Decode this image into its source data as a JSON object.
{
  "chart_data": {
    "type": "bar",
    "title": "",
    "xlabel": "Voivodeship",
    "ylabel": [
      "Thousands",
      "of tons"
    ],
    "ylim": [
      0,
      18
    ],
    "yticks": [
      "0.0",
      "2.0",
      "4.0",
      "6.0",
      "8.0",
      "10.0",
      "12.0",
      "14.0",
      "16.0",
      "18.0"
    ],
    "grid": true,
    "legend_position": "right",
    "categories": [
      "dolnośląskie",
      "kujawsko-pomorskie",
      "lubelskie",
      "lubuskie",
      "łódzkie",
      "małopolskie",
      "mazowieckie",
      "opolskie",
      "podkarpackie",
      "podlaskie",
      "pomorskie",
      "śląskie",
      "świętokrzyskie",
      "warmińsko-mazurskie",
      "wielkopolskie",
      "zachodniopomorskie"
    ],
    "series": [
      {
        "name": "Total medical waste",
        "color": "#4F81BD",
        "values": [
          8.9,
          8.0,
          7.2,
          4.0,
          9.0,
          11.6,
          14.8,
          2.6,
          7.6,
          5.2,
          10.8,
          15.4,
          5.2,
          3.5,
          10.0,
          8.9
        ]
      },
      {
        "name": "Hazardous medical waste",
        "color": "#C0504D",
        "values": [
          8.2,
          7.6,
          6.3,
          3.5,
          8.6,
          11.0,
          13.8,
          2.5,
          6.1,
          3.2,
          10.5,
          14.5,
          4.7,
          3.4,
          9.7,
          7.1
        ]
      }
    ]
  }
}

=-=-=

• [Goal]:
Each line of the listing above should be output exactly.

• [Written response]:
Decode this image into its source data as a JSON object.
{
  "chart_data": {
    "type": "bar",
    "title": "",
    "xlabel": "Voivodeship",
    "ylabel": [
      "Thousands",
      "of tons"
    ],
    "ylim": [
      0,
      18
    ],
    "yticks": [
      "0.0",
      "2.0",
      "4.0",
      "6.0",
      "8.0",
      "10.0",
      "12.0",
      "14.0",
      "16.0",
      "18.0"
    ],
    "grid": true,
    "legend_position": "right",
    "categories": [
      "dolnośląskie",
      "kujawsko-pomorskie",
      "lubelskie",
      "lubuskie",
      "łódzkie",
      "małopolskie",
      "mazowieckie",
      "opolskie",
      "podkarpackie",
      "podlaskie",
      "pomorskie",
      "śląskie",
      "świętokrzyskie",
      "warmińsko-mazurskie",
      "wielkopolskie",
      "zachodniopomorskie"
    ],
    "series": [
      {
        "name": "Total medical waste",
        "color": "#4F81BD",
        "values": [
          8.9,
          8.0,
          7.2,
          4.0,
          9.0,
          11.6,
          14.8,
          2.6,
          7.6,
          5.2,
          10.8,
          15.4,
          5.2,
          3.5,
          10.0,
          8.9
        ]
      },
      {
        "name": "Hazardous medical waste",
        "color": "#C0504D",
        "values": [
          8.2,
          7.6,
          6.3,
          3.5,
          8.6,
          11.0,
          13.8,
          2.5,
          6.1,
          3.2,
          10.5,
          14.5,
          4.7,
          3.4,
          9.7,
          7.1
        ]
      }
    ]
  }
}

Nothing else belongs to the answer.